Instructions for the task:
Give every line back verbatim, dropping all images.

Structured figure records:
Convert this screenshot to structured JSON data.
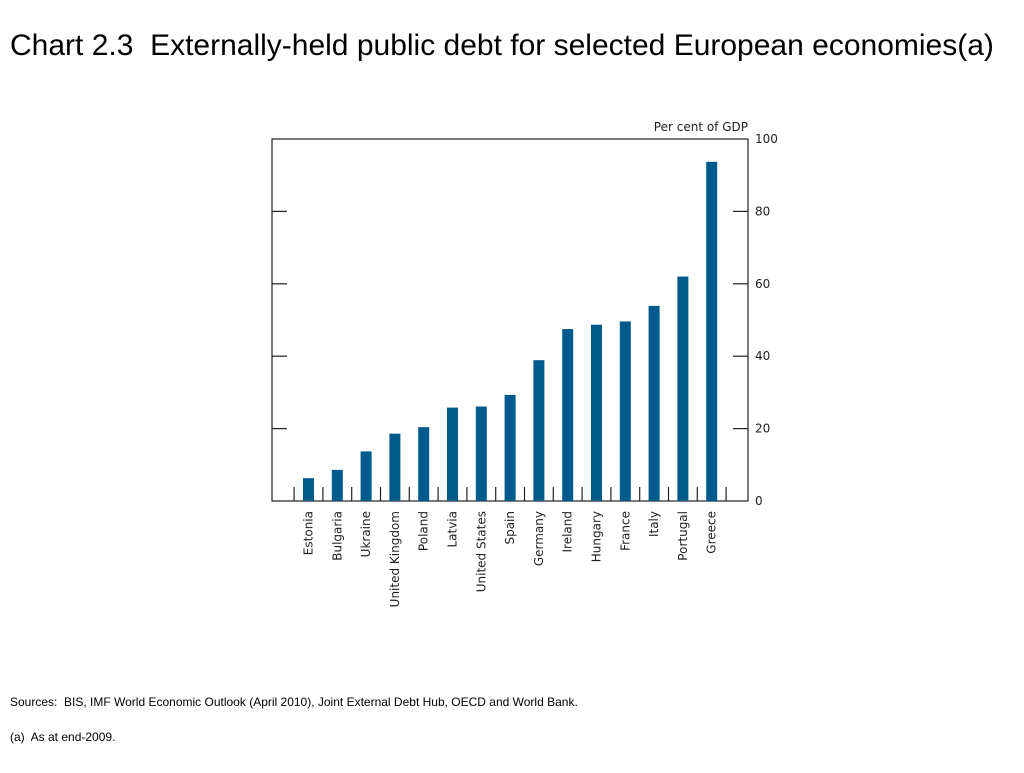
{
  "slide": {
    "title": "Chart 2.3  Externally-held public debt for selected European economies(a)",
    "sources": "Sources:  BIS, IMF World Economic Outlook (April 2010), Joint External Debt Hub, OECD and World Bank.",
    "footnote": "(a)  As at end-2009."
  },
  "chart_data": {
    "type": "bar",
    "title": "",
    "xlabel": "",
    "ylabel": "Per cent of GDP",
    "ylim": [
      0,
      100
    ],
    "yticks": [
      0,
      20,
      40,
      60,
      80,
      100
    ],
    "grid": false,
    "legend": "none",
    "bar_color": "#005a8c",
    "categories": [
      "Estonia",
      "Bulgaria",
      "Ukraine",
      "United Kingdom",
      "Poland",
      "Latvia",
      "United States",
      "Spain",
      "Germany",
      "Ireland",
      "Hungary",
      "France",
      "Italy",
      "Portugal",
      "Greece"
    ],
    "values": [
      6.3,
      8.6,
      13.7,
      18.6,
      20.4,
      25.8,
      26.1,
      29.3,
      38.9,
      47.5,
      48.7,
      49.6,
      53.9,
      62.0,
      93.7
    ]
  }
}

Written solution:
Convert this screenshot to structured JSON data.
{
  "slide": {
    "title": "Chart 2.3  Externally-held public debt for selected European economies(a)",
    "sources": "Sources:  BIS, IMF World Economic Outlook (April 2010), Joint External Debt Hub, OECD and World Bank.",
    "footnote": "(a)  As at end-2009."
  },
  "chart_data": {
    "type": "bar",
    "title": "",
    "xlabel": "",
    "ylabel": "Per cent of GDP",
    "ylim": [
      0,
      100
    ],
    "yticks": [
      0,
      20,
      40,
      60,
      80,
      100
    ],
    "grid": false,
    "legend": "none",
    "bar_color": "#005a8c",
    "categories": [
      "Estonia",
      "Bulgaria",
      "Ukraine",
      "United Kingdom",
      "Poland",
      "Latvia",
      "United States",
      "Spain",
      "Germany",
      "Ireland",
      "Hungary",
      "France",
      "Italy",
      "Portugal",
      "Greece"
    ],
    "values": [
      6.3,
      8.6,
      13.7,
      18.6,
      20.4,
      25.8,
      26.1,
      29.3,
      38.9,
      47.5,
      48.7,
      49.6,
      53.9,
      62.0,
      93.7
    ]
  }
}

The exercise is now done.